- _DIRECTION_
Please transcribe the data below exactly. Leave the pictures out.

- _ITEMS_
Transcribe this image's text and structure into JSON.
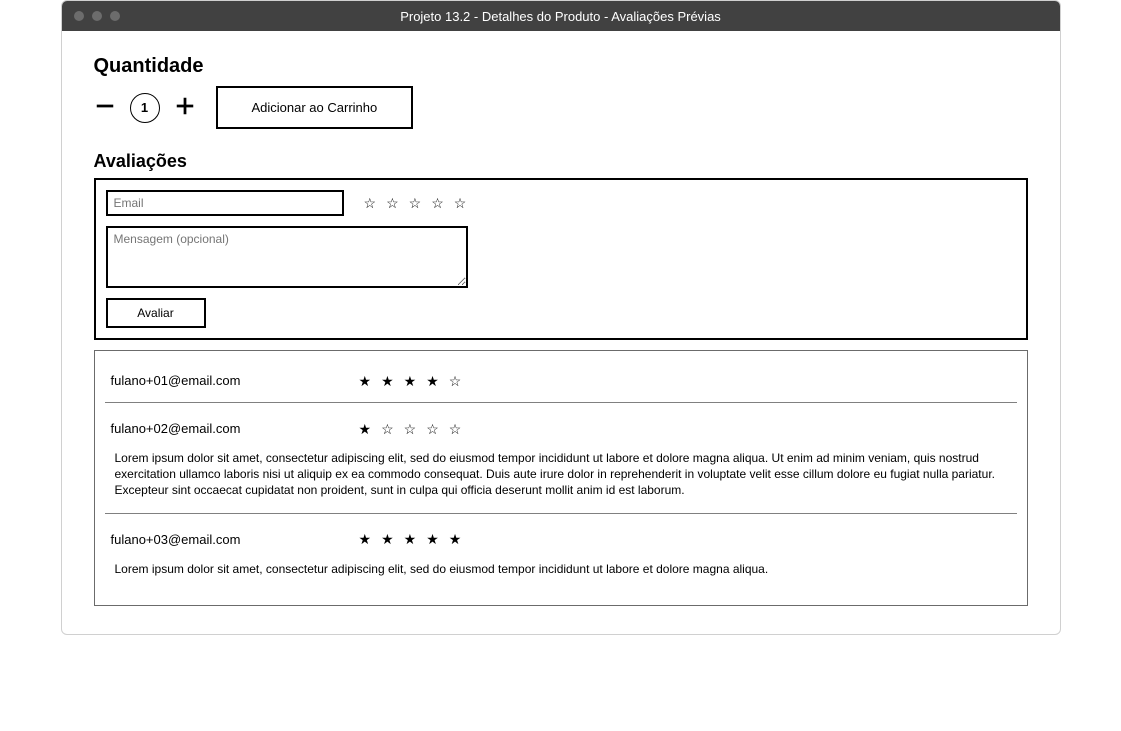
{
  "window": {
    "title": "Projeto 13.2 - Detalhes do Produto - Avaliações Prévias"
  },
  "quantity": {
    "heading": "Quantidade",
    "value": "1",
    "add_to_cart_label": "Adicionar ao Carrinho"
  },
  "reviews": {
    "heading": "Avaliações",
    "form": {
      "email_placeholder": "Email",
      "message_placeholder": "Mensagem (opcional)",
      "submit_label": "Avaliar",
      "rating_selected": 0,
      "max_stars": 5
    },
    "items": [
      {
        "email": "fulano+01@email.com",
        "rating": 4,
        "message": ""
      },
      {
        "email": "fulano+02@email.com",
        "rating": 1,
        "message": "Lorem ipsum dolor sit amet, consectetur adipiscing elit, sed do eiusmod tempor incididunt ut labore et dolore magna aliqua. Ut enim ad minim veniam, quis nostrud exercitation ullamco laboris nisi ut aliquip ex ea commodo consequat. Duis aute irure dolor in reprehenderit in voluptate velit esse cillum dolore eu fugiat nulla pariatur. Excepteur sint occaecat cupidatat non proident, sunt in culpa qui officia deserunt mollit anim id est laborum."
      },
      {
        "email": "fulano+03@email.com",
        "rating": 5,
        "message": "Lorem ipsum dolor sit amet, consectetur adipiscing elit, sed do eiusmod tempor incididunt ut labore et dolore magna aliqua."
      }
    ]
  },
  "colors": {
    "titlebar_bg": "#414141",
    "titlebar_text": "#ffffff",
    "border_strong": "#000000",
    "border_light": "#6b6b6b"
  }
}
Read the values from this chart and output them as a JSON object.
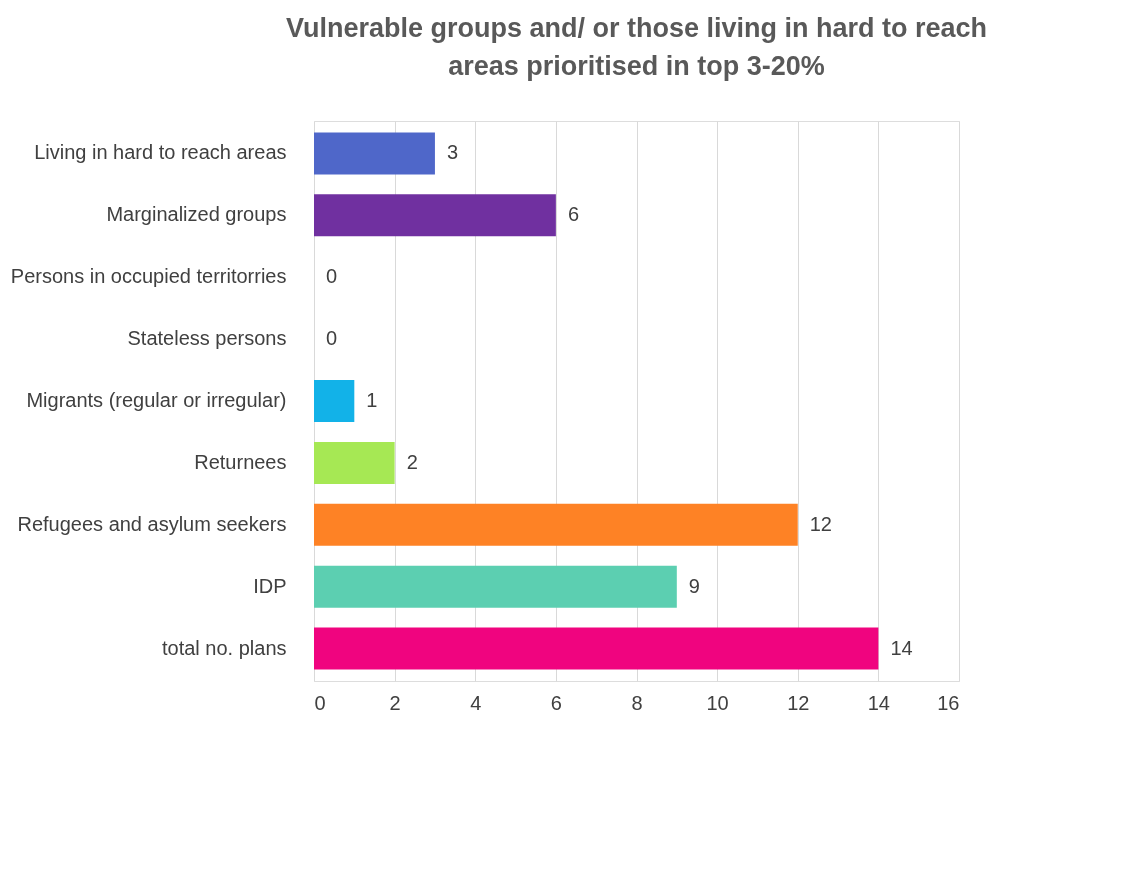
{
  "chart_data": {
    "type": "bar",
    "orientation": "horizontal",
    "title": "Vulnerable groups and/ or those living in hard to reach areas prioritised in top 3-20%",
    "categories": [
      "Living in hard to reach areas",
      "Marginalized groups",
      "Persons in occupied territorries",
      "Stateless persons",
      "Migrants (regular or irregular)",
      "Returnees",
      "Refugees and asylum seekers",
      "IDP",
      "total no. plans"
    ],
    "values": [
      3,
      6,
      0,
      0,
      1,
      2,
      12,
      9,
      14
    ],
    "colors": [
      "#4f67c9",
      "#7030a0",
      "#2e75b6",
      "#a5a5a5",
      "#12b2e8",
      "#a6e854",
      "#fe8225",
      "#5ccfb1",
      "#f0047f"
    ],
    "xlim": [
      0,
      16
    ],
    "xticks": [
      0,
      2,
      4,
      6,
      8,
      10,
      12,
      14,
      16
    ],
    "grid": "x",
    "data_labels": true
  }
}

- _TASK RESULT_
Transcribe this image's text and structure into JSON.
{
  "window": {
    "title": "Projeto 13.2 - Detalhes do Produto - Avaliações Prévias"
  },
  "quantity": {
    "heading": "Quantidade",
    "value": "1",
    "add_to_cart_label": "Adicionar ao Carrinho"
  },
  "reviews": {
    "heading": "Avaliações",
    "form": {
      "email_placeholder": "Email",
      "message_placeholder": "Mensagem (opcional)",
      "submit_label": "Avaliar",
      "rating_selected": 0,
      "max_stars": 5
    },
    "items": [
      {
        "email": "fulano+01@email.com",
        "rating": 4,
        "message": ""
      },
      {
        "email": "fulano+02@email.com",
        "rating": 1,
        "message": "Lorem ipsum dolor sit amet, consectetur adipiscing elit, sed do eiusmod tempor incididunt ut labore et dolore magna aliqua. Ut enim ad minim veniam, quis nostrud exercitation ullamco laboris nisi ut aliquip ex ea commodo consequat. Duis aute irure dolor in reprehenderit in voluptate velit esse cillum dolore eu fugiat nulla pariatur. Excepteur sint occaecat cupidatat non proident, sunt in culpa qui officia deserunt mollit anim id est laborum."
      },
      {
        "email": "fulano+03@email.com",
        "rating": 5,
        "message": "Lorem ipsum dolor sit amet, consectetur adipiscing elit, sed do eiusmod tempor incididunt ut labore et dolore magna aliqua."
      }
    ]
  },
  "colors": {
    "titlebar_bg": "#414141",
    "titlebar_text": "#ffffff",
    "border_strong": "#000000",
    "border_light": "#6b6b6b"
  }
}
Read the values from this chart and output them as a JSON object.
{
  "chart_data": {
    "type": "bar",
    "orientation": "horizontal",
    "title": "Vulnerable groups and/ or those living in hard to reach areas prioritised in top 3-20%",
    "categories": [
      "Living in hard to reach areas",
      "Marginalized groups",
      "Persons in occupied territorries",
      "Stateless persons",
      "Migrants (regular or irregular)",
      "Returnees",
      "Refugees and asylum seekers",
      "IDP",
      "total no. plans"
    ],
    "values": [
      3,
      6,
      0,
      0,
      1,
      2,
      12,
      9,
      14
    ],
    "colors": [
      "#4f67c9",
      "#7030a0",
      "#2e75b6",
      "#a5a5a5",
      "#12b2e8",
      "#a6e854",
      "#fe8225",
      "#5ccfb1",
      "#f0047f"
    ],
    "xlim": [
      0,
      16
    ],
    "xticks": [
      0,
      2,
      4,
      6,
      8,
      10,
      12,
      14,
      16
    ],
    "grid": "x",
    "data_labels": true
  }
}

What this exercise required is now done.